═══ Records provided ═══
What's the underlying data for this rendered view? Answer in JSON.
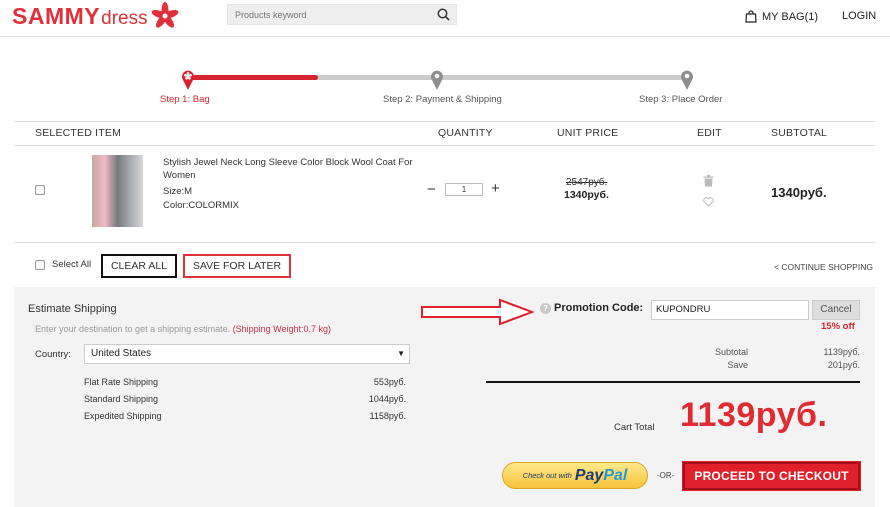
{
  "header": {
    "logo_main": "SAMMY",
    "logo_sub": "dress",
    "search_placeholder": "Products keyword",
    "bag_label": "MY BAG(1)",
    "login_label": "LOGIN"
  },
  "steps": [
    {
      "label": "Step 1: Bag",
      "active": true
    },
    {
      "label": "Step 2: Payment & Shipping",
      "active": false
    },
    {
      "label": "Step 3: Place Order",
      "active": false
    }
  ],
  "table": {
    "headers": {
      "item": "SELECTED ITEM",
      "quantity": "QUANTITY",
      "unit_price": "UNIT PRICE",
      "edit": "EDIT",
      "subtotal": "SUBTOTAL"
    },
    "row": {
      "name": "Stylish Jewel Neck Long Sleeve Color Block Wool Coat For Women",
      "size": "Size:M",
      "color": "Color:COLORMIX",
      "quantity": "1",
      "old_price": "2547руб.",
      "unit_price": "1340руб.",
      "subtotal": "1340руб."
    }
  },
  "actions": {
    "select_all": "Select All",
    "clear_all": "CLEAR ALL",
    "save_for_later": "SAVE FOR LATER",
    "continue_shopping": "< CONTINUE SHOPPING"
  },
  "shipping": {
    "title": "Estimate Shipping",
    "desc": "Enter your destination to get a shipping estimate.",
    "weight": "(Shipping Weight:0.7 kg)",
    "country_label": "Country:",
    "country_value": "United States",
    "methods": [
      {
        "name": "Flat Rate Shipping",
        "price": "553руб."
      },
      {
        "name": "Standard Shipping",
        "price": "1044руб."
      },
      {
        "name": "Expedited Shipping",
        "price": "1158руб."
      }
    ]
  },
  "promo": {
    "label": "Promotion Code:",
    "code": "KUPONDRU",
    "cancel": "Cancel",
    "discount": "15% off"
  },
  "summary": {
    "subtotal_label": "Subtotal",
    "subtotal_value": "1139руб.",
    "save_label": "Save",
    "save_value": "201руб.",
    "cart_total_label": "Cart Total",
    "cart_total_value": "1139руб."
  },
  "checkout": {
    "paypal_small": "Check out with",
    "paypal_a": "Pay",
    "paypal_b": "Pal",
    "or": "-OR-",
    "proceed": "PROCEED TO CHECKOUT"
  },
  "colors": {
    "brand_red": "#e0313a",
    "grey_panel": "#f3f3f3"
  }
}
═══
═══ Records provided ═══
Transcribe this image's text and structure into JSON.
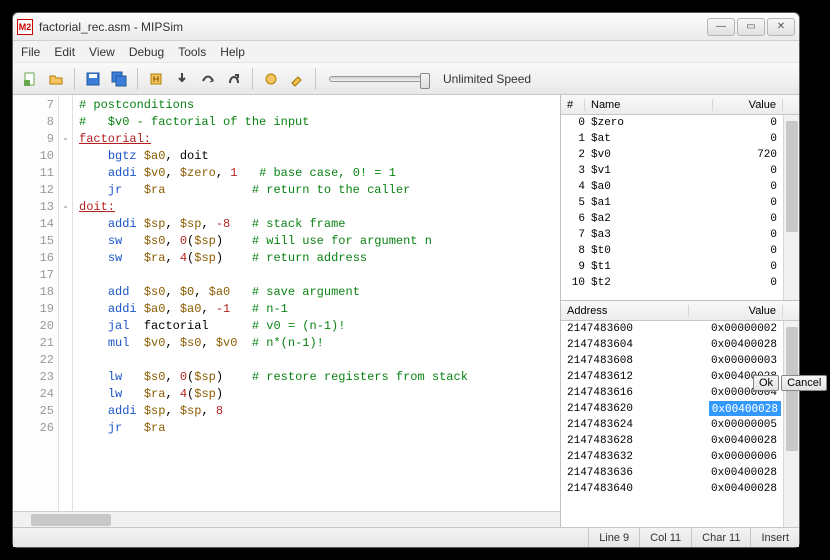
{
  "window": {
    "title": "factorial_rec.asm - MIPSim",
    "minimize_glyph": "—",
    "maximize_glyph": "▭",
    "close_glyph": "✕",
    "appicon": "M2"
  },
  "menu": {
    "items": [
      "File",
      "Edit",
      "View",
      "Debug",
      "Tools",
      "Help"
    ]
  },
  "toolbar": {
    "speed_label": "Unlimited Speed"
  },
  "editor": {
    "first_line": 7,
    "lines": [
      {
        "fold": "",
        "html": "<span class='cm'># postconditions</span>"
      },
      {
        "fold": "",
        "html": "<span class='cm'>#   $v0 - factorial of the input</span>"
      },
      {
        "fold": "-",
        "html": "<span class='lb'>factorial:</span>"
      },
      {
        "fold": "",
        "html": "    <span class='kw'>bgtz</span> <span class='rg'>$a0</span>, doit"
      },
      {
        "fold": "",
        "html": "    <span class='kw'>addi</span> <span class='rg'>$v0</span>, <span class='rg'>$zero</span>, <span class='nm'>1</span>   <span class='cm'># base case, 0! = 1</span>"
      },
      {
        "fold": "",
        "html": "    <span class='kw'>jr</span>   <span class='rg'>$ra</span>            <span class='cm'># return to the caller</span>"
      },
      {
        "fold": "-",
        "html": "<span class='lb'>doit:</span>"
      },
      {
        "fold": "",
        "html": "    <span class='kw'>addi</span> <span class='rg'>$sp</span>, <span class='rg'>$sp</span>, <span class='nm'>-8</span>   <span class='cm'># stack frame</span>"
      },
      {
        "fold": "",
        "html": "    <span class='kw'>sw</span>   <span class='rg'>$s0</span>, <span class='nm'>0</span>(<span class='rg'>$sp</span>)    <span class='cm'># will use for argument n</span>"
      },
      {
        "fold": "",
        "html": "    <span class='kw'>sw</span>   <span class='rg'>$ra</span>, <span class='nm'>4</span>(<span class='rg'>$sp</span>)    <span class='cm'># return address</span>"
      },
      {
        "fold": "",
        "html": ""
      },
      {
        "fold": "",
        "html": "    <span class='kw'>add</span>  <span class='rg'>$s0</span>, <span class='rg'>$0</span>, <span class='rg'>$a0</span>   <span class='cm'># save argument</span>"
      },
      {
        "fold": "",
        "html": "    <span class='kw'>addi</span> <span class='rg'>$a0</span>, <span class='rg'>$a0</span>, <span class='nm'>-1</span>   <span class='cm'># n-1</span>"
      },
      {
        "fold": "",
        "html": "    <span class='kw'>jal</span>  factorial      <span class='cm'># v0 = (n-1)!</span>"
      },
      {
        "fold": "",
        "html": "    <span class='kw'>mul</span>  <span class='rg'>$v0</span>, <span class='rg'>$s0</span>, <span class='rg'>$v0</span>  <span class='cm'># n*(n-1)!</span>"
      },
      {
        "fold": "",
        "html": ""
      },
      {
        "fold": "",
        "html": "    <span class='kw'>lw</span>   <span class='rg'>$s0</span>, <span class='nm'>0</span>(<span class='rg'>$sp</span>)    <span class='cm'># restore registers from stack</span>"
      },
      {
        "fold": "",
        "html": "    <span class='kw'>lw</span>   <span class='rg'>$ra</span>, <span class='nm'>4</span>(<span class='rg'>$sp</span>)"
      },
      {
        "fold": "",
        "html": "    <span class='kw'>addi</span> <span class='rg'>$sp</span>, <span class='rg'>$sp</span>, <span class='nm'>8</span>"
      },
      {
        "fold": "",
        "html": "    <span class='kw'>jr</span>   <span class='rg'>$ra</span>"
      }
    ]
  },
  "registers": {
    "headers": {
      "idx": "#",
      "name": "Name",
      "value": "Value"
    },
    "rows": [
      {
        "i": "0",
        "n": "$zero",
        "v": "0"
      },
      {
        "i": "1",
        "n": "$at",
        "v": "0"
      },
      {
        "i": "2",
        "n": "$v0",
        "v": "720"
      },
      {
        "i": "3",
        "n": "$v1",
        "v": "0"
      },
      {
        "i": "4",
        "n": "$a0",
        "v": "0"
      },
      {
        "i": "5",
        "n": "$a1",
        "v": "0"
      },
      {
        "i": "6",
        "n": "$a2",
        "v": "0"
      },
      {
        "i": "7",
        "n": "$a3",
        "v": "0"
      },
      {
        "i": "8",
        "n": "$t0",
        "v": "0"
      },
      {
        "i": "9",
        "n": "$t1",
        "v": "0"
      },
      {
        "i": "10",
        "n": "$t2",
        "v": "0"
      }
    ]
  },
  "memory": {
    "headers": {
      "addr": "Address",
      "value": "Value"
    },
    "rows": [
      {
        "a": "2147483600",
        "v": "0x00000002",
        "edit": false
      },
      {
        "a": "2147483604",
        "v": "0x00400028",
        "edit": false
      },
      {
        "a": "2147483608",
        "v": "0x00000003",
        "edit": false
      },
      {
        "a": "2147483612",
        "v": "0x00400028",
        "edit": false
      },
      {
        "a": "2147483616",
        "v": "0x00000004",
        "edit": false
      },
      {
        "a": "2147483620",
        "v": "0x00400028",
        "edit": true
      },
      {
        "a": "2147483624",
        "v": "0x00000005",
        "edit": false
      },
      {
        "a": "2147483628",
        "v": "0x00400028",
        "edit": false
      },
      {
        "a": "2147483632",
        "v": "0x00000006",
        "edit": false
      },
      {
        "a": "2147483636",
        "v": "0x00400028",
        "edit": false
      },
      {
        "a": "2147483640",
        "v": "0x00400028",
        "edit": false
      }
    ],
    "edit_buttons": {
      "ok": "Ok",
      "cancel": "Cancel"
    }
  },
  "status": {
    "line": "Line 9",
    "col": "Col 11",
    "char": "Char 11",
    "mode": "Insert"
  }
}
═══
#### [Exercise task]
Looking at the data above, show all lines where the word "name" occurs.

#### [Solution to this task]
      "name": "Stylish Jewel Neck Long Sleeve Color Block Wool Coat For Women",
        "name": "Flat Rate Shipping",
        "name": "Standard Shipping",
        "name": "Expedited Shipping",
      "name": "Name",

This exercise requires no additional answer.